(Element and region data)
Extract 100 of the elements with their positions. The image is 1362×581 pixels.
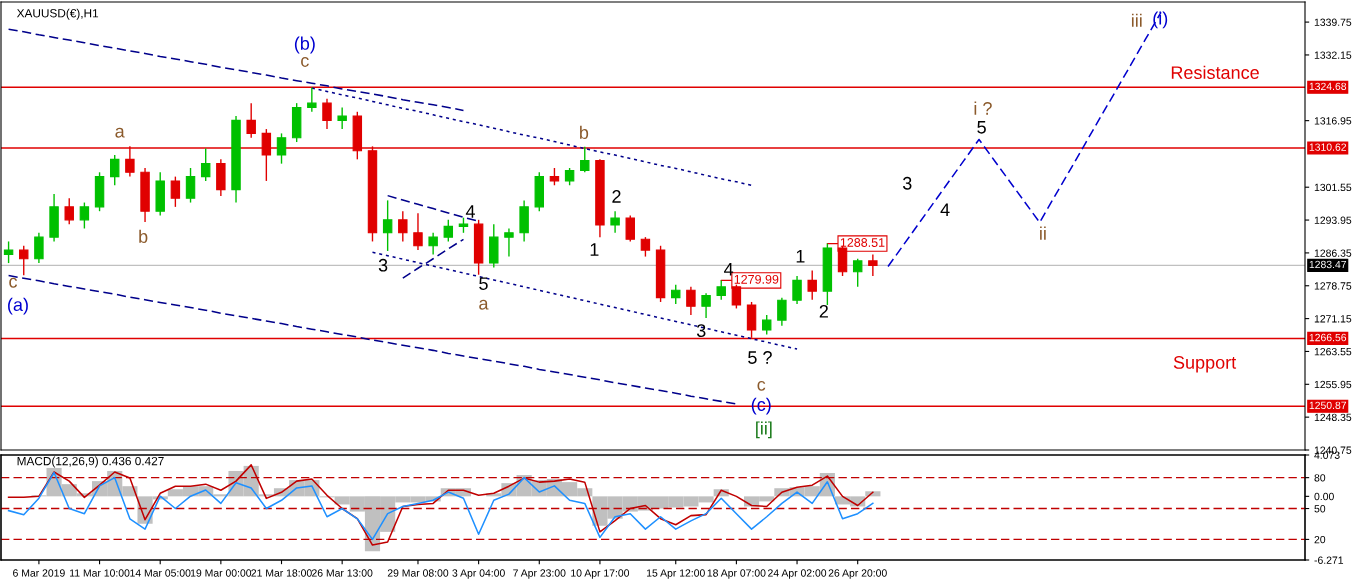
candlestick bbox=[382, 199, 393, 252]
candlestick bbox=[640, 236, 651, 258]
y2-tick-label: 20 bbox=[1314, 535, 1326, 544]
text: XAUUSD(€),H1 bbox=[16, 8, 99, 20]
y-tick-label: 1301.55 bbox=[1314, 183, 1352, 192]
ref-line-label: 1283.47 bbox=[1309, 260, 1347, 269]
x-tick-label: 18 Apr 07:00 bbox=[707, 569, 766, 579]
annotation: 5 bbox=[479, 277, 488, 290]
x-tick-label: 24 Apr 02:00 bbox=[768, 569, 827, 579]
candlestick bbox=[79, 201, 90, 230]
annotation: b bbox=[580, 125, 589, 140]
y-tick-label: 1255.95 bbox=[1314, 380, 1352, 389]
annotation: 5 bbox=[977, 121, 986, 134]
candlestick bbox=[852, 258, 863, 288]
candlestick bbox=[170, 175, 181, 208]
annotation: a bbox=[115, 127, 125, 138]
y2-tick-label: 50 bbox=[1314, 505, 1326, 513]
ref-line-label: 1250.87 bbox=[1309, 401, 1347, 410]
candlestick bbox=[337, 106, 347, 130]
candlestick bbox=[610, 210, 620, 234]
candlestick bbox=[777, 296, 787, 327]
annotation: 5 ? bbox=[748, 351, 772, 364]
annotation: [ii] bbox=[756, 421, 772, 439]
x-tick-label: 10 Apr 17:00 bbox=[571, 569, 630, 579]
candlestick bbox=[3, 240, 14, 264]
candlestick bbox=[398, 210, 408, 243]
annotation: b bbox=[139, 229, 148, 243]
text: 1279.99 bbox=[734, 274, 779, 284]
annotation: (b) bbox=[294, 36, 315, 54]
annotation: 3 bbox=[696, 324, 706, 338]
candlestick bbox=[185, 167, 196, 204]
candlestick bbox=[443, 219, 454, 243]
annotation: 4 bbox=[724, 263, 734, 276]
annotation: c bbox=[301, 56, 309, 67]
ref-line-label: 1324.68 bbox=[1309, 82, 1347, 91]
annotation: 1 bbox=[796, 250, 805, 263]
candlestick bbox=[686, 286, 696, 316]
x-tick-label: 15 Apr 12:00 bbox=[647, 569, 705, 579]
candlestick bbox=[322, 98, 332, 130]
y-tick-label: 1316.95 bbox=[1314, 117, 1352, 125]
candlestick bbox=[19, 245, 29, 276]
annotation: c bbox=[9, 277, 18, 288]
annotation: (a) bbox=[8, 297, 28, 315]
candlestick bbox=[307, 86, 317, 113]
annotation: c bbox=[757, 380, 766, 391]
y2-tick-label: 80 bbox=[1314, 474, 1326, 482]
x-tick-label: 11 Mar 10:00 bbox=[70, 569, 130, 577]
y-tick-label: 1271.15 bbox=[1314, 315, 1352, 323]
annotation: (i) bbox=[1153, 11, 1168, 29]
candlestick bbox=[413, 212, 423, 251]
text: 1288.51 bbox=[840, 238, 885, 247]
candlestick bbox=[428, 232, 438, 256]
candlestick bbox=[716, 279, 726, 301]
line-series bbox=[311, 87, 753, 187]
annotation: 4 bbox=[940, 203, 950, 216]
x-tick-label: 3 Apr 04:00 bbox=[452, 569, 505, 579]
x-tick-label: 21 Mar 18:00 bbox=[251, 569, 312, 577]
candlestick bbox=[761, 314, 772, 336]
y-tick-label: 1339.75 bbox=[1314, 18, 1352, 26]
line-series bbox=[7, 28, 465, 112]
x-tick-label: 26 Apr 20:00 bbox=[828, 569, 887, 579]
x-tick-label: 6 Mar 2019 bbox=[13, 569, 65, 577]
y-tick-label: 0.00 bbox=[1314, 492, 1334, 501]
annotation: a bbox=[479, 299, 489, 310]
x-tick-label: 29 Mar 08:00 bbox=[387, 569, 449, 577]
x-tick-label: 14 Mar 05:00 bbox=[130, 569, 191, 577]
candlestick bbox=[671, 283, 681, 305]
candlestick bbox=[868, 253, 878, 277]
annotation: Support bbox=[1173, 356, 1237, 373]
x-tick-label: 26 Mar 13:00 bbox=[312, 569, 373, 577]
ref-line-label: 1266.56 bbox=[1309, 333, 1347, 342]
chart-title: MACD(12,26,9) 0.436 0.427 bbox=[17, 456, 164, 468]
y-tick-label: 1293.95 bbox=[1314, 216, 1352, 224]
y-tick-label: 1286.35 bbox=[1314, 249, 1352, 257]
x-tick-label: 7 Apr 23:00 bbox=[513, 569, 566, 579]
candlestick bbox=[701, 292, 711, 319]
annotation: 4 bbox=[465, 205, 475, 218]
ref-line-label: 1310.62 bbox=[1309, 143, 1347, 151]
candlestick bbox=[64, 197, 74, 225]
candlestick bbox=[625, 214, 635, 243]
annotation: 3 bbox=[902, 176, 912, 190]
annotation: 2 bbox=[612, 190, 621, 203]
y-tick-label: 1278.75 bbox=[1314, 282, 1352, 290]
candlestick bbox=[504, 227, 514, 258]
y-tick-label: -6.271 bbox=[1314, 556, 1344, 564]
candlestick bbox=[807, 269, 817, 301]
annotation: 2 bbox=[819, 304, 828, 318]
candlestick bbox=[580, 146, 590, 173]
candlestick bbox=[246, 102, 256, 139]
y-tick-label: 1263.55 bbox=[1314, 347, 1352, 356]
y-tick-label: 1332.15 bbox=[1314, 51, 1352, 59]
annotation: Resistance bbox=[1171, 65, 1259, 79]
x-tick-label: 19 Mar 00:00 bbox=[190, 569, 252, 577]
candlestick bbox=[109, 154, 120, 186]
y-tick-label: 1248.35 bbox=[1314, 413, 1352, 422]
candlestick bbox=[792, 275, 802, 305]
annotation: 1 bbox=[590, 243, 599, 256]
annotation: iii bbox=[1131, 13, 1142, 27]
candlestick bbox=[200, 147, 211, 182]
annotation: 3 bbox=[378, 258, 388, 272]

### EXERCISE DIRECTIONS
Convert every line of the records above into a JSON list of strings, one string per line, omitting blank lines. Leave the pictures out of the result.

### SOLUTION TO THIS TASK
[
  "Extract 100 of the elements with their positions. The image is 1362×581 pixels.",
  "candlestick bbox=[382, 199, 393, 252]",
  "candlestick bbox=[640, 236, 651, 258]",
  "y2-tick-label: 20 bbox=[1314, 535, 1326, 544]",
  "text: XAUUSD(€),H1 bbox=[16, 8, 99, 20]",
  "y-tick-label: 1301.55 bbox=[1314, 183, 1352, 192]",
  "ref-line-label: 1283.47 bbox=[1309, 260, 1347, 269]",
  "x-tick-label: 18 Apr 07:00 bbox=[707, 569, 766, 579]",
  "annotation: 5 bbox=[479, 277, 488, 290]",
  "x-tick-label: 24 Apr 02:00 bbox=[768, 569, 827, 579]",
  "candlestick bbox=[79, 201, 90, 230]",
  "annotation: b bbox=[580, 125, 589, 140]",
  "y-tick-label: 1255.95 bbox=[1314, 380, 1352, 389]",
  "annotation: 5 bbox=[977, 121, 986, 134]",
  "candlestick bbox=[852, 258, 863, 288]",
  "candlestick bbox=[170, 175, 181, 208]",
  "annotation: a bbox=[115, 127, 125, 138]",
  "y2-tick-label: 50 bbox=[1314, 505, 1326, 513]",
  "ref-line-label: 1250.87 bbox=[1309, 401, 1347, 410]",
  "candlestick bbox=[337, 106, 347, 130]",
  "candlestick bbox=[610, 210, 620, 234]",
  "candlestick bbox=[777, 296, 787, 327]",
  "annotation: 5 ? bbox=[748, 351, 772, 364]",
  "annotation: [ii] bbox=[756, 421, 772, 439]",
  "x-tick-label: 10 Apr 17:00 bbox=[571, 569, 630, 579]",
  "candlestick bbox=[3, 240, 14, 264]",
  "candlestick bbox=[398, 210, 408, 243]",
  "annotation: b bbox=[139, 229, 148, 243]",
  "text: 1279.99 bbox=[734, 274, 779, 284]",
  "annotation: (b) bbox=[294, 36, 315, 54]",
  "annotation: 3 bbox=[696, 324, 706, 338]",
  "candlestick bbox=[185, 167, 196, 204]",
  "candlestick bbox=[443, 219, 454, 243]",
  "annotation: 4 bbox=[724, 263, 734, 276]",
  "annotation: c bbox=[301, 56, 309, 67]",
  "ref-line-label: 1324.68 bbox=[1309, 82, 1347, 91]",
  "annotation: 1 bbox=[796, 250, 805, 263]",
  "candlestick bbox=[686, 286, 696, 316]",
  "x-tick-label: 15 Apr 12:00 bbox=[647, 569, 705, 579]",
  "candlestick bbox=[322, 98, 332, 130]",
  "y-tick-label: 1316.95 bbox=[1314, 117, 1352, 125]",
  "candlestick bbox=[19, 245, 29, 276]",
  "annotation: c bbox=[9, 277, 18, 288]",
  "annotation: (a) bbox=[8, 297, 28, 315]",
  "candlestick bbox=[307, 86, 317, 113]",
  "annotation: c bbox=[757, 380, 766, 391]",
  "y2-tick-label: 80 bbox=[1314, 474, 1326, 482]",
  "x-tick-label: 11 Mar 10:00 bbox=[70, 569, 130, 577]",
  "y-tick-label: 1271.15 bbox=[1314, 315, 1352, 323]",
  "annotation: (i) bbox=[1153, 11, 1168, 29]",
  "candlestick bbox=[413, 212, 423, 251]",
  "text: 1288.51 bbox=[840, 238, 885, 247]",
  "candlestick bbox=[428, 232, 438, 256]",
  "candlestick bbox=[716, 279, 726, 301]",
  "line-series bbox=[311, 87, 753, 187]",
  "annotation: 4 bbox=[940, 203, 950, 216]",
  "x-tick-label: 3 Apr 04:00 bbox=[452, 569, 505, 579]",
  "x-tick-label: 21 Mar 18:00 bbox=[251, 569, 312, 577]",
  "candlestick bbox=[761, 314, 772, 336]",
  "y-tick-label: 1339.75 bbox=[1314, 18, 1352, 26]",
  "line-series bbox=[7, 28, 465, 112]",
  "x-tick-label: 26 Apr 20:00 bbox=[828, 569, 887, 579]",
  "x-tick-label: 6 Mar 2019 bbox=[13, 569, 65, 577]",
  "y-tick-label: 0.00 bbox=[1314, 492, 1334, 501]",
  "annotation: a bbox=[479, 299, 489, 310]",
  "x-tick-label: 29 Mar 08:00 bbox=[387, 569, 449, 577]",
  "x-tick-label: 14 Mar 05:00 bbox=[130, 569, 191, 577]",
  "candlestick bbox=[671, 283, 681, 305]",
  "candlestick bbox=[868, 253, 878, 277]",
  "annotation: Support bbox=[1173, 356, 1237, 373]",
  "x-tick-label: 26 Mar 13:00 bbox=[312, 569, 373, 577]",
  "ref-line-label: 1266.56 bbox=[1309, 333, 1347, 342]",
  "chart-title: MACD(12,26,9) 0.436 0.427 bbox=[17, 456, 164, 468]",
  "y-tick-label: 1293.95 bbox=[1314, 216, 1352, 224]",
  "y-tick-label: 1286.35 bbox=[1314, 249, 1352, 257]",
  "x-tick-label: 7 Apr 23:00 bbox=[513, 569, 566, 579]",
  "candlestick bbox=[701, 292, 711, 319]",
  "annotation: 4 bbox=[465, 205, 475, 218]",
  "ref-line-label: 1310.62 bbox=[1309, 143, 1347, 151]",
  "candlestick bbox=[64, 197, 74, 225]",
  "candlestick bbox=[625, 214, 635, 243]",
  "annotation: 3 bbox=[902, 176, 912, 190]",
  "annotation: 2 bbox=[612, 190, 621, 203]",
  "y-tick-label: 1278.75 bbox=[1314, 282, 1352, 290]",
  "candlestick bbox=[504, 227, 514, 258]",
  "y-tick-label: -6.271 bbox=[1314, 556, 1344, 564]",
  "candlestick bbox=[807, 269, 817, 301]",
  "annotation: 2 bbox=[819, 304, 828, 318]",
  "candlestick bbox=[580, 146, 590, 173]",
  "candlestick bbox=[246, 102, 256, 139]",
  "y-tick-label: 1263.55 bbox=[1314, 347, 1352, 356]",
  "y-tick-label: 1332.15 bbox=[1314, 51, 1352, 59]",
  "annotation: Resistance bbox=[1171, 65, 1259, 79]",
  "x-tick-label: 19 Mar 00:00 bbox=[190, 569, 252, 577]",
  "candlestick bbox=[109, 154, 120, 186]",
  "y-tick-label: 1248.35 bbox=[1314, 413, 1352, 422]",
  "candlestick bbox=[792, 275, 802, 305]",
  "annotation: 1 bbox=[590, 243, 599, 256]",
  "annotation: iii bbox=[1131, 13, 1142, 27]",
  "candlestick bbox=[200, 147, 211, 182]",
  "annotation: 3 bbox=[378, 258, 388, 272]"
]